* Your goal *
Copy out all of the records below, but switch "bbox" to "box" everywhere it appears and leave everything else unchanged. Leave the pictures out.

━━ Recorded data

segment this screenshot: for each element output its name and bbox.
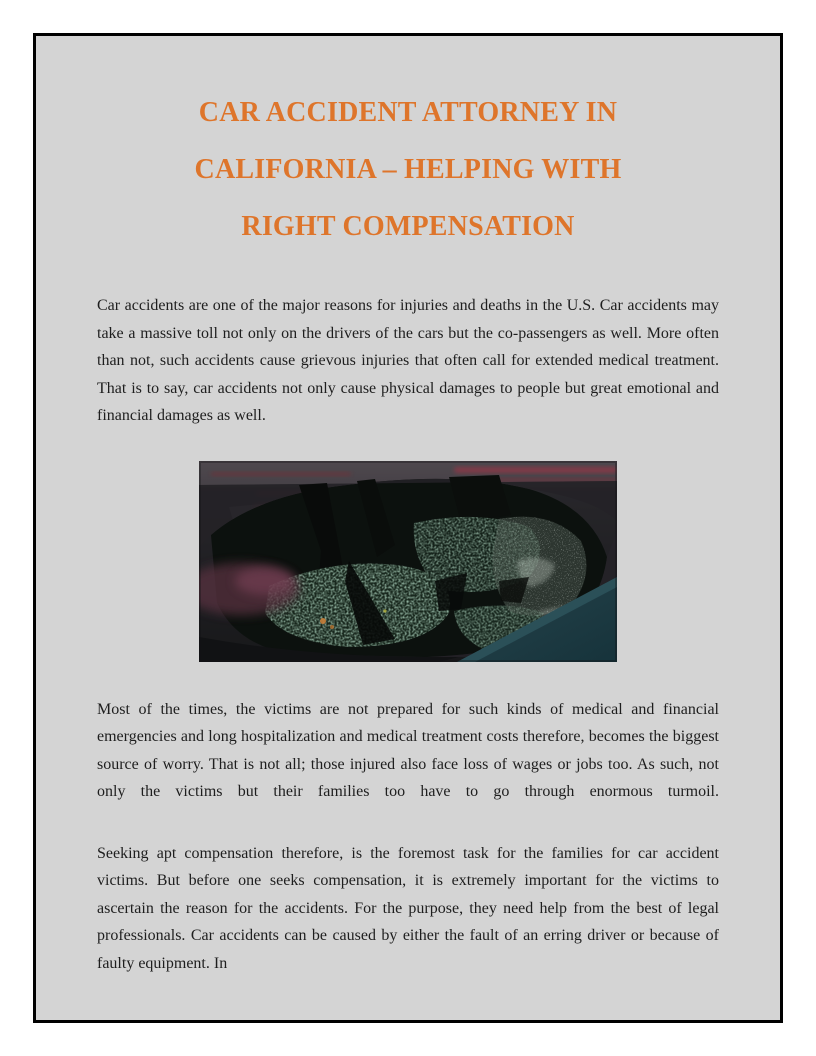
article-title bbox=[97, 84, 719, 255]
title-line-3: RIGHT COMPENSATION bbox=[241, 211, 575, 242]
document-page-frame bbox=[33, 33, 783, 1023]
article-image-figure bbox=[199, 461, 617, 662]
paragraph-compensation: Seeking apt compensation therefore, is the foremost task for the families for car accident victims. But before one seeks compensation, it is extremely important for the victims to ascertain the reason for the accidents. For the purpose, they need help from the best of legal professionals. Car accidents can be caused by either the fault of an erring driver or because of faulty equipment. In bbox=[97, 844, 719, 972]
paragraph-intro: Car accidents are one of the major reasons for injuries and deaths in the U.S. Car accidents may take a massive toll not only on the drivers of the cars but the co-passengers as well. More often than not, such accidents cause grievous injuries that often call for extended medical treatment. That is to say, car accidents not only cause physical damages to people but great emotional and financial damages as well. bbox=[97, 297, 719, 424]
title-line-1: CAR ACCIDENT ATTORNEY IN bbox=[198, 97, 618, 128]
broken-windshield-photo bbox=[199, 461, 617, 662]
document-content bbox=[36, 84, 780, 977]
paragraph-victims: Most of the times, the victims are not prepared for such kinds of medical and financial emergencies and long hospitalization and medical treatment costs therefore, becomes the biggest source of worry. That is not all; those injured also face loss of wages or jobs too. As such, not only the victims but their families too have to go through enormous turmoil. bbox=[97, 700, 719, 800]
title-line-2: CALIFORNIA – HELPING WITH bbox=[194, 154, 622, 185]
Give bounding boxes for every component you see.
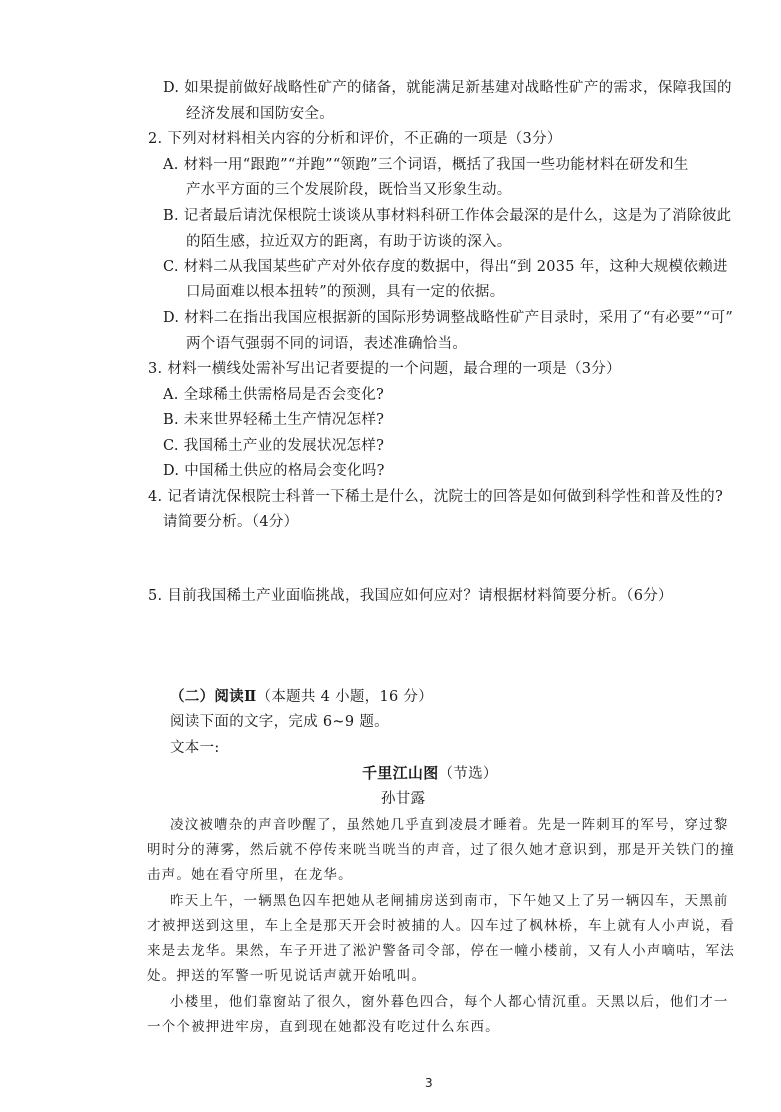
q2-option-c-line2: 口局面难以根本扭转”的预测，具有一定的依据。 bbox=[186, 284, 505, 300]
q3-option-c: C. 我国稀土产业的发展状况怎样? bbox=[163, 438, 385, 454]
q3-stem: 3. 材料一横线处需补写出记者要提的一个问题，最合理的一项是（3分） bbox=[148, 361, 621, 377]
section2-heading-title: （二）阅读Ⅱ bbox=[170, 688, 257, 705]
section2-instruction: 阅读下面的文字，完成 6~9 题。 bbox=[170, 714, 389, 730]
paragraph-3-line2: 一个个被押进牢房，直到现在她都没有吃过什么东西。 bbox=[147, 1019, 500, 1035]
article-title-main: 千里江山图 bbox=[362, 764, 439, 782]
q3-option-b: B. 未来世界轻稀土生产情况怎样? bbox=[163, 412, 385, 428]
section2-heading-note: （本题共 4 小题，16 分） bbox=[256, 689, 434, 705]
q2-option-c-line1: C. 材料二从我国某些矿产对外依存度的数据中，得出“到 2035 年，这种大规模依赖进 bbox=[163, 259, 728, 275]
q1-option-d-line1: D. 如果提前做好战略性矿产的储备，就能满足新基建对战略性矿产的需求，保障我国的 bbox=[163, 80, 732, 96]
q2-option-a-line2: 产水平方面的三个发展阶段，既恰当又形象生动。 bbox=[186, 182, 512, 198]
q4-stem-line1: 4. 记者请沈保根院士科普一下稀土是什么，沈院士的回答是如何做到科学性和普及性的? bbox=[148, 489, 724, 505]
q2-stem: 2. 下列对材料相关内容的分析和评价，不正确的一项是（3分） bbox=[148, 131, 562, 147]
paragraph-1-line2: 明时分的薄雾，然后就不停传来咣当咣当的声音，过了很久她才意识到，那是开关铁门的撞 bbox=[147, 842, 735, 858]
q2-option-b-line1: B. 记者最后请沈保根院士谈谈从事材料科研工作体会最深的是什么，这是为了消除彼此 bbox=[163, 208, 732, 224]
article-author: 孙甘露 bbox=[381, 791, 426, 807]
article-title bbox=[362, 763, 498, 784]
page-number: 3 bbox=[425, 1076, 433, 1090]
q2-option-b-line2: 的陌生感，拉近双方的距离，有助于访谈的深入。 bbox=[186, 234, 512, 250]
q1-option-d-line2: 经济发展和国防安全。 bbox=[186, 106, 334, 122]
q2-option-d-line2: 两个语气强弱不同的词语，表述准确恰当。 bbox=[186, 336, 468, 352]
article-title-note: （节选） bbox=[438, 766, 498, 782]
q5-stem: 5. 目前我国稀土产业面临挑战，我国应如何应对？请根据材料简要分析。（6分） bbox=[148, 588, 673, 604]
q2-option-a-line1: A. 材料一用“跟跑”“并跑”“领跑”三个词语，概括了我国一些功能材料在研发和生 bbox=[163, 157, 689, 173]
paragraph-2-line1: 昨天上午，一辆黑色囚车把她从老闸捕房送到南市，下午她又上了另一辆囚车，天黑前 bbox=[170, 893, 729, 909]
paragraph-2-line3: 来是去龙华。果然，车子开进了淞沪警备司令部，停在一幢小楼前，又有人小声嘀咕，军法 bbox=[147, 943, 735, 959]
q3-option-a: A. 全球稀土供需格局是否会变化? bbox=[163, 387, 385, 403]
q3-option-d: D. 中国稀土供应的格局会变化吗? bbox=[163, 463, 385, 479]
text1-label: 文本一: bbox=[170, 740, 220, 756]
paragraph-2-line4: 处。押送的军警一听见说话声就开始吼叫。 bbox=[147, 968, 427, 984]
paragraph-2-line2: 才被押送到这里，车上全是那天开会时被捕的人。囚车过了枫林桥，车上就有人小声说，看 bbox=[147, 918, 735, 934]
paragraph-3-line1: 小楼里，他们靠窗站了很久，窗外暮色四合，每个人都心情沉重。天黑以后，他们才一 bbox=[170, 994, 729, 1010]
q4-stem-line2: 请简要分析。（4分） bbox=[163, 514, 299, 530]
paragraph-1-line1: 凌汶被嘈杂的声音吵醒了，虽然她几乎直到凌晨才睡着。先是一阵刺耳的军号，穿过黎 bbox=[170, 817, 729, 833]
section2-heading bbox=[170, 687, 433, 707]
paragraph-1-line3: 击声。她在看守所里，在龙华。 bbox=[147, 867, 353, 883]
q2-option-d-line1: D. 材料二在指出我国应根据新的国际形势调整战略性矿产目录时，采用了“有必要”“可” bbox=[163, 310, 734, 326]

━━━━

* Solution to the problem *
segment this screenshot: for each element output its name and box.
article-title box=[97, 84, 719, 255]
title-line-3: RIGHT COMPENSATION box=[241, 211, 575, 242]
document-page-frame box=[33, 33, 783, 1023]
article-image-figure box=[199, 461, 617, 662]
paragraph-compensation: Seeking apt compensation therefore, is the foremost task for the families for car accident victims. But before one seeks compensation, it is extremely important for the victims to ascertain the reason for the accidents. For the purpose, they need help from the best of legal professionals. Car accidents can be caused by either the fault of an erring driver or because of faulty equipment. In box=[97, 844, 719, 972]
paragraph-intro: Car accidents are one of the major reasons for injuries and deaths in the U.S. Car accidents may take a massive toll not only on the drivers of the cars but the co-passengers as well. More often than not, such accidents cause grievous injuries that often call for extended medical treatment. That is to say, car accidents not only cause physical damages to people but great emotional and financial damages as well. box=[97, 297, 719, 424]
title-line-1: CAR ACCIDENT ATTORNEY IN box=[198, 97, 618, 128]
broken-windshield-photo box=[199, 461, 617, 662]
document-content box=[36, 84, 780, 977]
paragraph-victims: Most of the times, the victims are not prepared for such kinds of medical and financial emergencies and long hospitalization and medical treatment costs therefore, becomes the biggest source of worry. That is not all; those injured also face loss of wages or jobs too. As such, not only the victims but their families too have to go through enormous turmoil. box=[97, 700, 719, 800]
title-line-2: CALIFORNIA – HELPING WITH box=[194, 154, 622, 185]
Give bounding boxes for every component you see.
q2-option-c-line2: 口局面难以根本扭转”的预测，具有一定的依据。 box=[186, 284, 505, 300]
q3-option-c: C. 我国稀土产业的发展状况怎样? box=[163, 438, 385, 454]
q3-stem: 3. 材料一横线处需补写出记者要提的一个问题，最合理的一项是（3分） box=[148, 361, 621, 377]
section2-heading-title: （二）阅读Ⅱ box=[170, 688, 257, 705]
section2-instruction: 阅读下面的文字，完成 6~9 题。 box=[170, 714, 389, 730]
paragraph-3-line2: 一个个被押进牢房，直到现在她都没有吃过什么东西。 box=[147, 1019, 500, 1035]
article-title-main: 千里江山图 box=[362, 764, 439, 782]
q3-option-b: B. 未来世界轻稀土生产情况怎样? box=[163, 412, 385, 428]
section2-heading-note: （本题共 4 小题，16 分） box=[256, 689, 434, 705]
q2-option-c-line1: C. 材料二从我国某些矿产对外依存度的数据中，得出“到 2035 年，这种大规模依赖进 box=[163, 259, 728, 275]
q1-option-d-line1: D. 如果提前做好战略性矿产的储备，就能满足新基建对战略性矿产的需求，保障我国的 box=[163, 80, 732, 96]
q2-option-a-line2: 产水平方面的三个发展阶段，既恰当又形象生动。 box=[186, 182, 512, 198]
q4-stem-line1: 4. 记者请沈保根院士科普一下稀土是什么，沈院士的回答是如何做到科学性和普及性的? box=[148, 489, 724, 505]
q2-stem: 2. 下列对材料相关内容的分析和评价，不正确的一项是（3分） box=[148, 131, 562, 147]
paragraph-1-line2: 明时分的薄雾，然后就不停传来咣当咣当的声音，过了很久她才意识到，那是开关铁门的撞 box=[147, 842, 735, 858]
q2-option-b-line1: B. 记者最后请沈保根院士谈谈从事材料科研工作体会最深的是什么，这是为了消除彼此 box=[163, 208, 732, 224]
article-author: 孙甘露 box=[381, 791, 426, 807]
article-title box=[362, 763, 498, 784]
page-number: 3 box=[425, 1076, 433, 1090]
q2-option-b-line2: 的陌生感，拉近双方的距离，有助于访谈的深入。 box=[186, 234, 512, 250]
q1-option-d-line2: 经济发展和国防安全。 box=[186, 106, 334, 122]
q2-option-d-line2: 两个语气强弱不同的词语，表述准确恰当。 box=[186, 336, 468, 352]
article-title-note: （节选） box=[438, 766, 498, 782]
q5-stem: 5. 目前我国稀土产业面临挑战，我国应如何应对？请根据材料简要分析。（6分） box=[148, 588, 673, 604]
q2-option-a-line1: A. 材料一用“跟跑”“并跑”“领跑”三个词语，概括了我国一些功能材料在研发和生 box=[163, 157, 689, 173]
paragraph-2-line1: 昨天上午，一辆黑色囚车把她从老闸捕房送到南市，下午她又上了另一辆囚车，天黑前 box=[170, 893, 729, 909]
paragraph-2-line3: 来是去龙华。果然，车子开进了淞沪警备司令部，停在一幢小楼前，又有人小声嘀咕，军法 box=[147, 943, 735, 959]
q3-option-a: A. 全球稀土供需格局是否会变化? box=[163, 387, 385, 403]
q3-option-d: D. 中国稀土供应的格局会变化吗? box=[163, 463, 385, 479]
text1-label: 文本一: box=[170, 740, 220, 756]
paragraph-2-line4: 处。押送的军警一听见说话声就开始吼叫。 box=[147, 968, 427, 984]
paragraph-2-line2: 才被押送到这里，车上全是那天开会时被捕的人。囚车过了枫林桥，车上就有人小声说，看 box=[147, 918, 735, 934]
paragraph-3-line1: 小楼里，他们靠窗站了很久，窗外暮色四合，每个人都心情沉重。天黑以后，他们才一 box=[170, 994, 729, 1010]
q4-stem-line2: 请简要分析。（4分） box=[163, 514, 299, 530]
paragraph-1-line1: 凌汶被嘈杂的声音吵醒了，虽然她几乎直到凌晨才睡着。先是一阵刺耳的军号，穿过黎 box=[170, 817, 729, 833]
section2-heading box=[170, 687, 433, 707]
paragraph-1-line3: 击声。她在看守所里，在龙华。 box=[147, 867, 353, 883]
q2-option-d-line1: D. 材料二在指出我国应根据新的国际形势调整战略性矿产目录时，采用了“有必要”“可” box=[163, 310, 734, 326]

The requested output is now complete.